**Task**
Skip every picture, then write out exactly the lines of the listing below from the line that contains "Enumerate this screenshot's" through the final line.

**Items**
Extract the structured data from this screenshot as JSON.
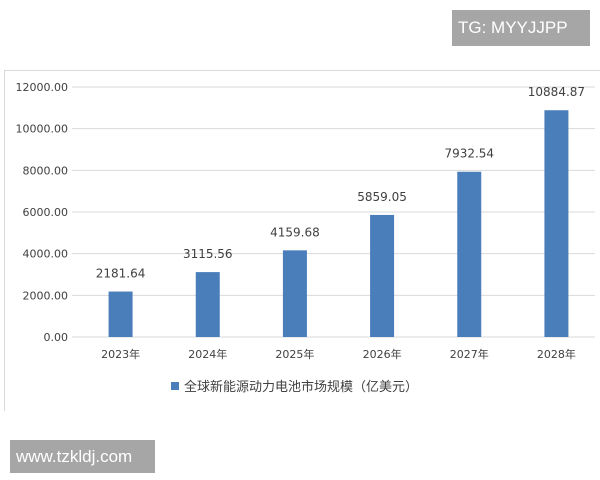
{
  "watermarks": {
    "top_right": "TG: MYYJJPP",
    "bottom_left": "www.tzkldj.com"
  },
  "chart_data": {
    "type": "bar",
    "categories": [
      "2023年",
      "2024年",
      "2025年",
      "2026年",
      "2027年",
      "2028年"
    ],
    "series": [
      {
        "name": "全球新能源动力电池市场规模（亿美元）",
        "values": [
          2181.64,
          3115.56,
          4159.68,
          5859.05,
          7932.54,
          10884.87
        ]
      }
    ],
    "data_labels": [
      "2181.64",
      "3115.56",
      "4159.68",
      "5859.05",
      "7932.54",
      "10884.87"
    ],
    "yticks": [
      "0.00",
      "2000.00",
      "4000.00",
      "6000.00",
      "8000.00",
      "10000.00",
      "12000.00"
    ],
    "ylim": [
      0,
      12000
    ],
    "grid": true,
    "legend": "bottom",
    "colors": {
      "bar": "#4a7ebb",
      "grid": "#d9d9d9"
    }
  }
}
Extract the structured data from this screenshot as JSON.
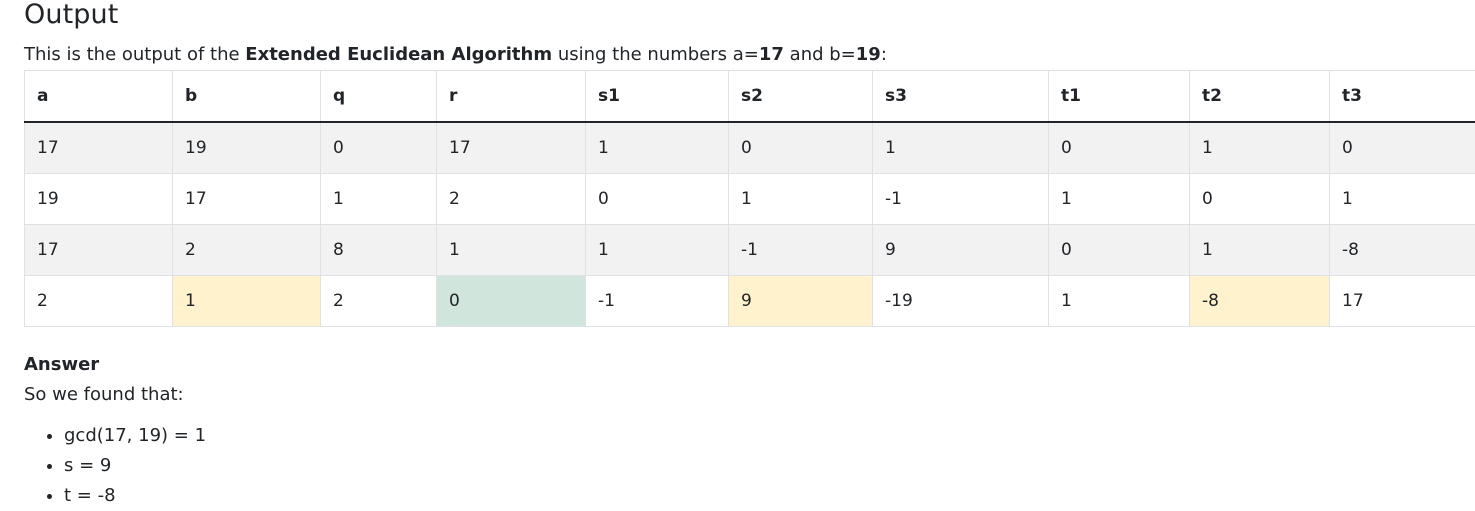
{
  "heading": "Output",
  "intro": {
    "prefix": "This is the output of the ",
    "algorithm": "Extended Euclidean Algorithm",
    "middle": " using the numbers a=",
    "a": "17",
    "and": " and b=",
    "b": "19",
    "suffix": ":"
  },
  "table": {
    "columns": [
      "a",
      "b",
      "q",
      "r",
      "s1",
      "s2",
      "s3",
      "t1",
      "t2",
      "t3"
    ],
    "rows": [
      [
        "17",
        "19",
        "0",
        "17",
        "1",
        "0",
        "1",
        "0",
        "1",
        "0"
      ],
      [
        "19",
        "17",
        "1",
        "2",
        "0",
        "1",
        "-1",
        "1",
        "0",
        "1"
      ],
      [
        "17",
        "2",
        "8",
        "1",
        "1",
        "-1",
        "9",
        "0",
        "1",
        "-8"
      ],
      [
        "2",
        "1",
        "2",
        "0",
        "-1",
        "9",
        "-19",
        "1",
        "-8",
        "17"
      ]
    ],
    "highlight_colors": {
      "warning": "#fff2cc",
      "success": "#d0e6dd"
    }
  },
  "answer": {
    "title": "Answer",
    "subtitle": "So we found that:",
    "items": [
      "gcd(17, 19) = 1",
      "s = 9",
      "t = -8"
    ]
  }
}
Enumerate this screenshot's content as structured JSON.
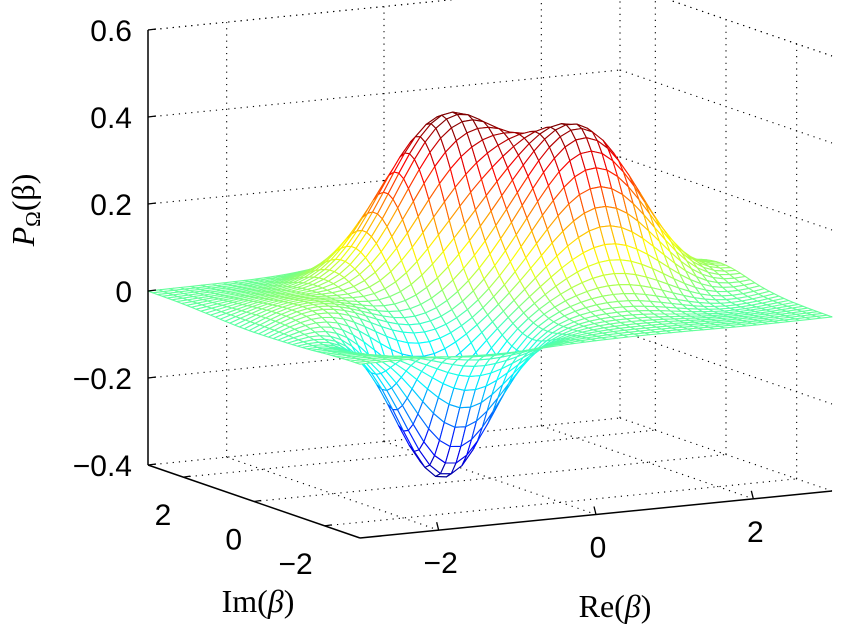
{
  "chart_data": {
    "type": "surface",
    "title": "",
    "xlabel": "Re(β)",
    "ylabel": "Im(β)",
    "zlabel": "PΩ(β)",
    "xlabel_parts": {
      "prefix": "Re(",
      "var": "β",
      "suffix": ")"
    },
    "ylabel_parts": {
      "prefix": "Im(",
      "var": "β",
      "suffix": ")"
    },
    "zlabel_parts": {
      "var": "P",
      "sub": "Ω",
      "arg": "(β)"
    },
    "xlim": [
      -3,
      3
    ],
    "ylim": [
      -3,
      3
    ],
    "zlim": [
      -0.4,
      0.6
    ],
    "x_ticks": [
      -2,
      0,
      2
    ],
    "y_ticks": [
      2,
      0,
      -2
    ],
    "z_ticks": [
      0.6,
      0.4,
      0.2,
      0,
      -0.2,
      -0.4
    ],
    "x_tick_labels": [
      "−2",
      "0",
      "2"
    ],
    "y_tick_labels": [
      "2",
      "0",
      "−2"
    ],
    "z_tick_labels": [
      "0.6",
      "0.4",
      "0.2",
      "0",
      "−0.2",
      "−0.4"
    ],
    "grid": true,
    "colormap": "jet",
    "features": [
      {
        "kind": "peak",
        "x": 0.0,
        "y": 1.4,
        "z": 0.38
      },
      {
        "kind": "peak",
        "x": 1.35,
        "y": 0.2,
        "z": 0.35
      },
      {
        "kind": "trough",
        "x": -1.3,
        "y": -1.5,
        "z": -0.33
      }
    ]
  }
}
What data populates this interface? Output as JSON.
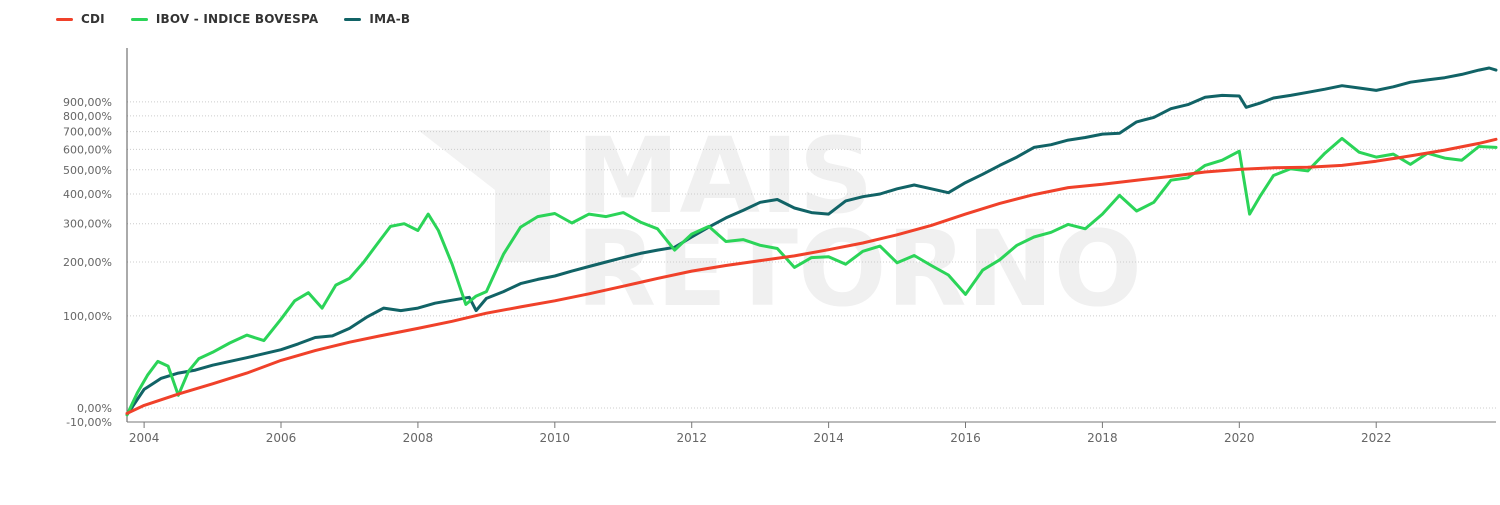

**Finished exercise**
Enumerate this screenshot's content as structured JSON.
{
  "chart_data": {
    "type": "surface",
    "title": "",
    "xlabel": "Re(β)",
    "ylabel": "Im(β)",
    "zlabel": "PΩ(β)",
    "xlabel_parts": {
      "prefix": "Re(",
      "var": "β",
      "suffix": ")"
    },
    "ylabel_parts": {
      "prefix": "Im(",
      "var": "β",
      "suffix": ")"
    },
    "zlabel_parts": {
      "var": "P",
      "sub": "Ω",
      "arg": "(β)"
    },
    "xlim": [
      -3,
      3
    ],
    "ylim": [
      -3,
      3
    ],
    "zlim": [
      -0.4,
      0.6
    ],
    "x_ticks": [
      -2,
      0,
      2
    ],
    "y_ticks": [
      2,
      0,
      -2
    ],
    "z_ticks": [
      0.6,
      0.4,
      0.2,
      0,
      -0.2,
      -0.4
    ],
    "x_tick_labels": [
      "−2",
      "0",
      "2"
    ],
    "y_tick_labels": [
      "2",
      "0",
      "−2"
    ],
    "z_tick_labels": [
      "0.6",
      "0.4",
      "0.2",
      "0",
      "−0.2",
      "−0.4"
    ],
    "grid": true,
    "colormap": "jet",
    "features": [
      {
        "kind": "peak",
        "x": 0.0,
        "y": 1.4,
        "z": 0.38
      },
      {
        "kind": "peak",
        "x": 1.35,
        "y": 0.2,
        "z": 0.35
      },
      {
        "kind": "trough",
        "x": -1.3,
        "y": -1.5,
        "z": -0.33
      }
    ]
  }
}
What data populates this interface? Output as JSON.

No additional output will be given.